#### Data to use
>>>>

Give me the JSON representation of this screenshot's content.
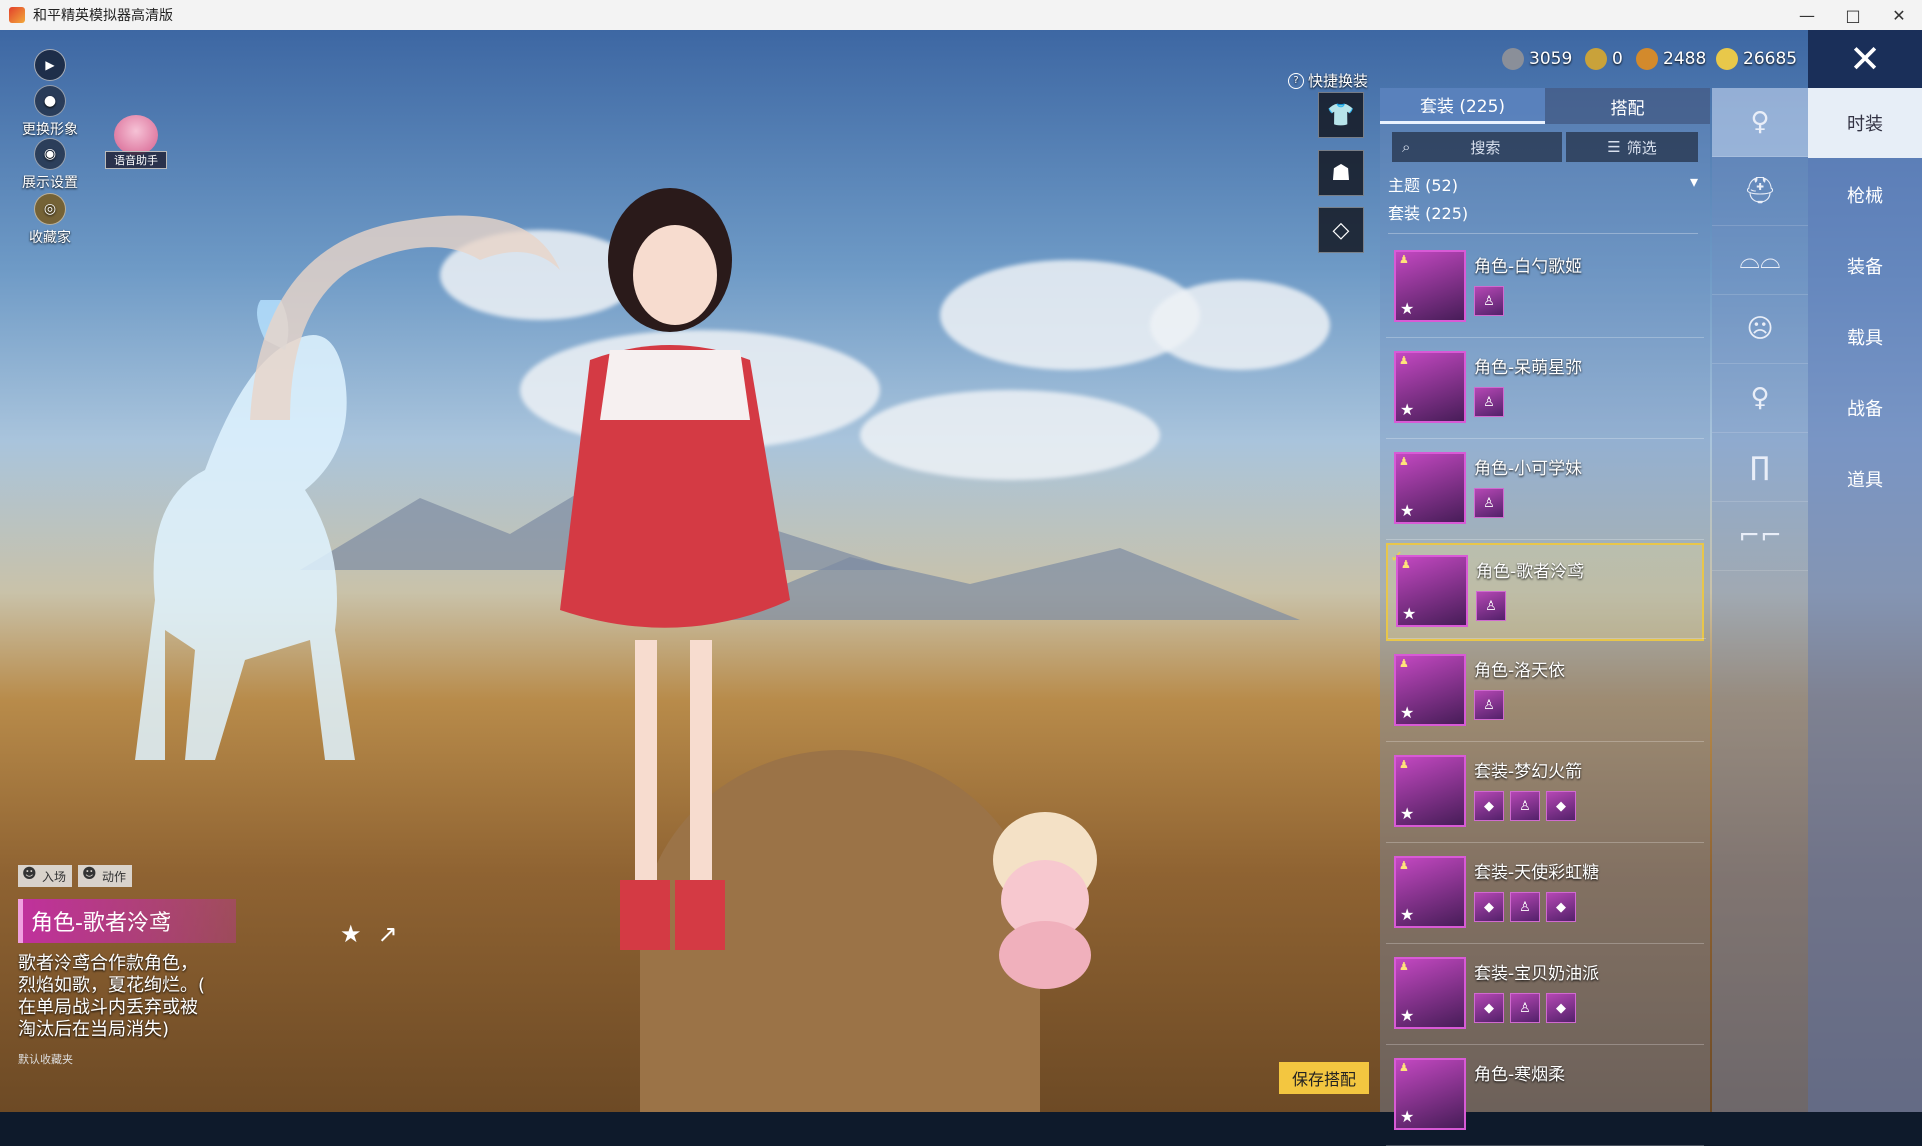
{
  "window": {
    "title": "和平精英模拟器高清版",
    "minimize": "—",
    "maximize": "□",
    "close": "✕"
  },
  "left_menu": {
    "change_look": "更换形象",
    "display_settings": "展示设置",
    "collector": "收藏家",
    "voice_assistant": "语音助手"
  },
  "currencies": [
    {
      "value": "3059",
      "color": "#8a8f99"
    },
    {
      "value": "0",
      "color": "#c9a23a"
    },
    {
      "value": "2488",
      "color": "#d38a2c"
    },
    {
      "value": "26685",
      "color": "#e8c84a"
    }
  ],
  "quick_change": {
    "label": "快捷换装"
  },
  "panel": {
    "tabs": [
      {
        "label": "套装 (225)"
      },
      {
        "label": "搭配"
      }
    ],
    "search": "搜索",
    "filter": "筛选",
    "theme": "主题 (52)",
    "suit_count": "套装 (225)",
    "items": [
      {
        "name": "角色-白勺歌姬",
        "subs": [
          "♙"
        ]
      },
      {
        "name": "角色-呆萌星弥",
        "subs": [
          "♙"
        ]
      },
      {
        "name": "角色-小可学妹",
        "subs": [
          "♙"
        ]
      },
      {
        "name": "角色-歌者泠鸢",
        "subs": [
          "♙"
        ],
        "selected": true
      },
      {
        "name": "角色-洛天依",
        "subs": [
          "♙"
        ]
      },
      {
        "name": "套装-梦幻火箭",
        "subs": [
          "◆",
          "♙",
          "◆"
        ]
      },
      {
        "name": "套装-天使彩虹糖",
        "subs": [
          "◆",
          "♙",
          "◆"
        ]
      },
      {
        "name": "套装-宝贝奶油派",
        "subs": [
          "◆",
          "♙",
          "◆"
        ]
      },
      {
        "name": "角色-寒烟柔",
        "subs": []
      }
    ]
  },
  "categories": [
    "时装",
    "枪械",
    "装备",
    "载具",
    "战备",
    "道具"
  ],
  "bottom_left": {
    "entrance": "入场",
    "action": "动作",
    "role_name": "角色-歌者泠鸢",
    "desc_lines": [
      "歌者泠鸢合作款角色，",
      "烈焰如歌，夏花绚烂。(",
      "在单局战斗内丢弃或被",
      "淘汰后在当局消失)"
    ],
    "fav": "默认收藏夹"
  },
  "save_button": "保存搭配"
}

<<<<

#### Prompt
Omit the pictures, and quote the material above exactly as given.

#### Expected answer
Give me the JSON representation of this screenshot's content.
{
  "window": {
    "title": "和平精英模拟器高清版",
    "minimize": "—",
    "maximize": "□",
    "close": "✕"
  },
  "left_menu": {
    "change_look": "更换形象",
    "display_settings": "展示设置",
    "collector": "收藏家",
    "voice_assistant": "语音助手"
  },
  "currencies": [
    {
      "value": "3059",
      "color": "#8a8f99"
    },
    {
      "value": "0",
      "color": "#c9a23a"
    },
    {
      "value": "2488",
      "color": "#d38a2c"
    },
    {
      "value": "26685",
      "color": "#e8c84a"
    }
  ],
  "quick_change": {
    "label": "快捷换装"
  },
  "panel": {
    "tabs": [
      {
        "label": "套装 (225)"
      },
      {
        "label": "搭配"
      }
    ],
    "search": "搜索",
    "filter": "筛选",
    "theme": "主题 (52)",
    "suit_count": "套装 (225)",
    "items": [
      {
        "name": "角色-白勺歌姬",
        "subs": [
          "♙"
        ]
      },
      {
        "name": "角色-呆萌星弥",
        "subs": [
          "♙"
        ]
      },
      {
        "name": "角色-小可学妹",
        "subs": [
          "♙"
        ]
      },
      {
        "name": "角色-歌者泠鸢",
        "subs": [
          "♙"
        ],
        "selected": true
      },
      {
        "name": "角色-洛天依",
        "subs": [
          "♙"
        ]
      },
      {
        "name": "套装-梦幻火箭",
        "subs": [
          "◆",
          "♙",
          "◆"
        ]
      },
      {
        "name": "套装-天使彩虹糖",
        "subs": [
          "◆",
          "♙",
          "◆"
        ]
      },
      {
        "name": "套装-宝贝奶油派",
        "subs": [
          "◆",
          "♙",
          "◆"
        ]
      },
      {
        "name": "角色-寒烟柔",
        "subs": []
      }
    ]
  },
  "categories": [
    "时装",
    "枪械",
    "装备",
    "载具",
    "战备",
    "道具"
  ],
  "bottom_left": {
    "entrance": "入场",
    "action": "动作",
    "role_name": "角色-歌者泠鸢",
    "desc_lines": [
      "歌者泠鸢合作款角色，",
      "烈焰如歌，夏花绚烂。(",
      "在单局战斗内丢弃或被",
      "淘汰后在当局消失)"
    ],
    "fav": "默认收藏夹"
  },
  "save_button": "保存搭配"
}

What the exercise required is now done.